→ **Provided records**:
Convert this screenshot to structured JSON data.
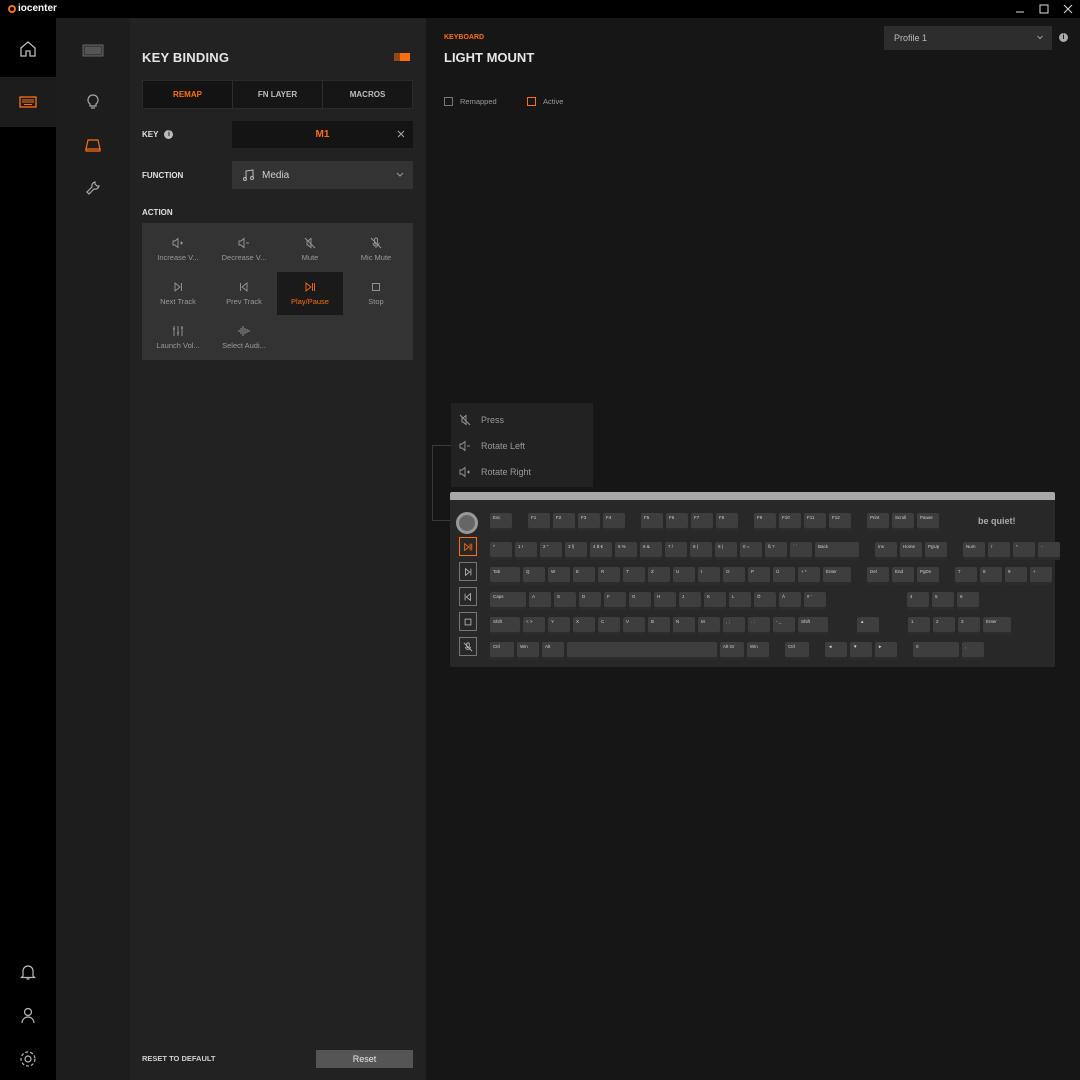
{
  "app": {
    "brand": "iocenter"
  },
  "titlebar": {
    "minimize_icon": "minimize-icon",
    "maximize_icon": "maximize-icon",
    "close_icon": "close-icon"
  },
  "rail": {
    "items": [
      "home-icon",
      "keyboard-icon"
    ],
    "bottom": [
      "bell-icon",
      "user-icon",
      "settings-icon"
    ]
  },
  "subrail": {
    "items": [
      "device-thumbnail",
      "lightbulb-icon",
      "keycap-icon",
      "wrench-icon"
    ]
  },
  "panel": {
    "title": "KEY BINDING",
    "tabs": [
      {
        "label": "REMAP",
        "active": true
      },
      {
        "label": "FN LAYER",
        "active": false
      },
      {
        "label": "MACROS",
        "active": false
      }
    ],
    "key_label": "KEY",
    "key_info": "i",
    "key_value": "M1",
    "function_label": "FUNCTION",
    "function_value": "Media",
    "action_label": "ACTION",
    "actions": [
      {
        "label": "Increase V...",
        "icon": "volume-up-icon",
        "active": false
      },
      {
        "label": "Decrease V...",
        "icon": "volume-down-icon",
        "active": false
      },
      {
        "label": "Mute",
        "icon": "mute-icon",
        "active": false
      },
      {
        "label": "Mic Mute",
        "icon": "mic-mute-icon",
        "active": false
      },
      {
        "label": "Next Track",
        "icon": "next-track-icon",
        "active": false
      },
      {
        "label": "Prev Track",
        "icon": "prev-track-icon",
        "active": false
      },
      {
        "label": "Play/Pause",
        "icon": "play-pause-icon",
        "active": true
      },
      {
        "label": "Stop",
        "icon": "stop-icon",
        "active": false
      },
      {
        "label": "Launch Vol...",
        "icon": "mixer-icon",
        "active": false
      },
      {
        "label": "Select Audi...",
        "icon": "audio-wave-icon",
        "active": false
      }
    ],
    "reset_default_label": "RESET TO DEFAULT",
    "reset_button": "Reset"
  },
  "main": {
    "crumb": "KEYBOARD",
    "title": "LIGHT MOUNT",
    "profile": "Profile 1",
    "info": "i",
    "legend": [
      {
        "label": "Remapped",
        "color": "#777777"
      },
      {
        "label": "Active",
        "color": "#ff6e0d"
      }
    ],
    "knob_popup": [
      {
        "label": "Press",
        "icon": "mute-icon"
      },
      {
        "label": "Rotate Left",
        "icon": "volume-down-icon"
      },
      {
        "label": "Rotate Right",
        "icon": "volume-up-icon"
      }
    ],
    "keyboard_logo": "be quiet!",
    "keyboard_rows": [
      [
        "Esc",
        "",
        "F1",
        "F2",
        "F3",
        "F4",
        "",
        "F5",
        "F6",
        "F7",
        "F8",
        "",
        "F9",
        "F10",
        "F11",
        "F12",
        "",
        "Print",
        "Scroll",
        "Pause"
      ],
      [
        "^",
        "1 !",
        "2 \"",
        "3 §",
        "4 $ €",
        "5 %",
        "6 &",
        "7 /",
        "8 (",
        "9 )",
        "0 =",
        "ß ?",
        "´ `",
        "Back",
        "",
        "Ins",
        "Home",
        "PgUp",
        "",
        "Num",
        "/",
        "*",
        "-"
      ],
      [
        "Tab",
        "Q",
        "W",
        "E",
        "R",
        "T",
        "Z",
        "U",
        "I",
        "O",
        "P",
        "Ü",
        "+ *",
        "Enter",
        "",
        "Del",
        "End",
        "PgDn",
        "",
        "7",
        "8",
        "9",
        "+"
      ],
      [
        "Caps",
        "A",
        "S",
        "D",
        "F",
        "G",
        "H",
        "J",
        "K",
        "L",
        "Ö",
        "Ä",
        "# '",
        "",
        "",
        "",
        "",
        "",
        "",
        "4",
        "5",
        "6",
        ""
      ],
      [
        "Shift",
        "< >",
        "Y",
        "X",
        "C",
        "V",
        "B",
        "N",
        "M",
        ", ;",
        ". :",
        "- _",
        "Shift",
        "",
        "",
        "▲",
        "",
        "",
        "1",
        "2",
        "3",
        "Enter"
      ],
      [
        "Ctrl",
        "Win",
        "Alt",
        "",
        "Alt Gr",
        "Win",
        "",
        "Ctrl",
        "",
        "◄",
        "▼",
        "►",
        "",
        "0",
        ","
      ]
    ],
    "accent": "#ff6e0d"
  }
}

→ **What this task involves**: Omit the pictures and output all of the other material exactly.

→ **Solution for this exercise**:
Convert this screenshot to structured JSON data.
{
  "app": {
    "brand": "iocenter"
  },
  "titlebar": {
    "minimize_icon": "minimize-icon",
    "maximize_icon": "maximize-icon",
    "close_icon": "close-icon"
  },
  "rail": {
    "items": [
      "home-icon",
      "keyboard-icon"
    ],
    "bottom": [
      "bell-icon",
      "user-icon",
      "settings-icon"
    ]
  },
  "subrail": {
    "items": [
      "device-thumbnail",
      "lightbulb-icon",
      "keycap-icon",
      "wrench-icon"
    ]
  },
  "panel": {
    "title": "KEY BINDING",
    "tabs": [
      {
        "label": "REMAP",
        "active": true
      },
      {
        "label": "FN LAYER",
        "active": false
      },
      {
        "label": "MACROS",
        "active": false
      }
    ],
    "key_label": "KEY",
    "key_info": "i",
    "key_value": "M1",
    "function_label": "FUNCTION",
    "function_value": "Media",
    "action_label": "ACTION",
    "actions": [
      {
        "label": "Increase V...",
        "icon": "volume-up-icon",
        "active": false
      },
      {
        "label": "Decrease V...",
        "icon": "volume-down-icon",
        "active": false
      },
      {
        "label": "Mute",
        "icon": "mute-icon",
        "active": false
      },
      {
        "label": "Mic Mute",
        "icon": "mic-mute-icon",
        "active": false
      },
      {
        "label": "Next Track",
        "icon": "next-track-icon",
        "active": false
      },
      {
        "label": "Prev Track",
        "icon": "prev-track-icon",
        "active": false
      },
      {
        "label": "Play/Pause",
        "icon": "play-pause-icon",
        "active": true
      },
      {
        "label": "Stop",
        "icon": "stop-icon",
        "active": false
      },
      {
        "label": "Launch Vol...",
        "icon": "mixer-icon",
        "active": false
      },
      {
        "label": "Select Audi...",
        "icon": "audio-wave-icon",
        "active": false
      }
    ],
    "reset_default_label": "RESET TO DEFAULT",
    "reset_button": "Reset"
  },
  "main": {
    "crumb": "KEYBOARD",
    "title": "LIGHT MOUNT",
    "profile": "Profile 1",
    "info": "i",
    "legend": [
      {
        "label": "Remapped",
        "color": "#777777"
      },
      {
        "label": "Active",
        "color": "#ff6e0d"
      }
    ],
    "knob_popup": [
      {
        "label": "Press",
        "icon": "mute-icon"
      },
      {
        "label": "Rotate Left",
        "icon": "volume-down-icon"
      },
      {
        "label": "Rotate Right",
        "icon": "volume-up-icon"
      }
    ],
    "keyboard_logo": "be quiet!",
    "keyboard_rows": [
      [
        "Esc",
        "",
        "F1",
        "F2",
        "F3",
        "F4",
        "",
        "F5",
        "F6",
        "F7",
        "F8",
        "",
        "F9",
        "F10",
        "F11",
        "F12",
        "",
        "Print",
        "Scroll",
        "Pause"
      ],
      [
        "^",
        "1 !",
        "2 \"",
        "3 §",
        "4 $ €",
        "5 %",
        "6 &",
        "7 /",
        "8 (",
        "9 )",
        "0 =",
        "ß ?",
        "´ `",
        "Back",
        "",
        "Ins",
        "Home",
        "PgUp",
        "",
        "Num",
        "/",
        "*",
        "-"
      ],
      [
        "Tab",
        "Q",
        "W",
        "E",
        "R",
        "T",
        "Z",
        "U",
        "I",
        "O",
        "P",
        "Ü",
        "+ *",
        "Enter",
        "",
        "Del",
        "End",
        "PgDn",
        "",
        "7",
        "8",
        "9",
        "+"
      ],
      [
        "Caps",
        "A",
        "S",
        "D",
        "F",
        "G",
        "H",
        "J",
        "K",
        "L",
        "Ö",
        "Ä",
        "# '",
        "",
        "",
        "",
        "",
        "",
        "",
        "4",
        "5",
        "6",
        ""
      ],
      [
        "Shift",
        "< >",
        "Y",
        "X",
        "C",
        "V",
        "B",
        "N",
        "M",
        ", ;",
        ". :",
        "- _",
        "Shift",
        "",
        "",
        "▲",
        "",
        "",
        "1",
        "2",
        "3",
        "Enter"
      ],
      [
        "Ctrl",
        "Win",
        "Alt",
        "",
        "Alt Gr",
        "Win",
        "",
        "Ctrl",
        "",
        "◄",
        "▼",
        "►",
        "",
        "0",
        ","
      ]
    ],
    "accent": "#ff6e0d"
  }
}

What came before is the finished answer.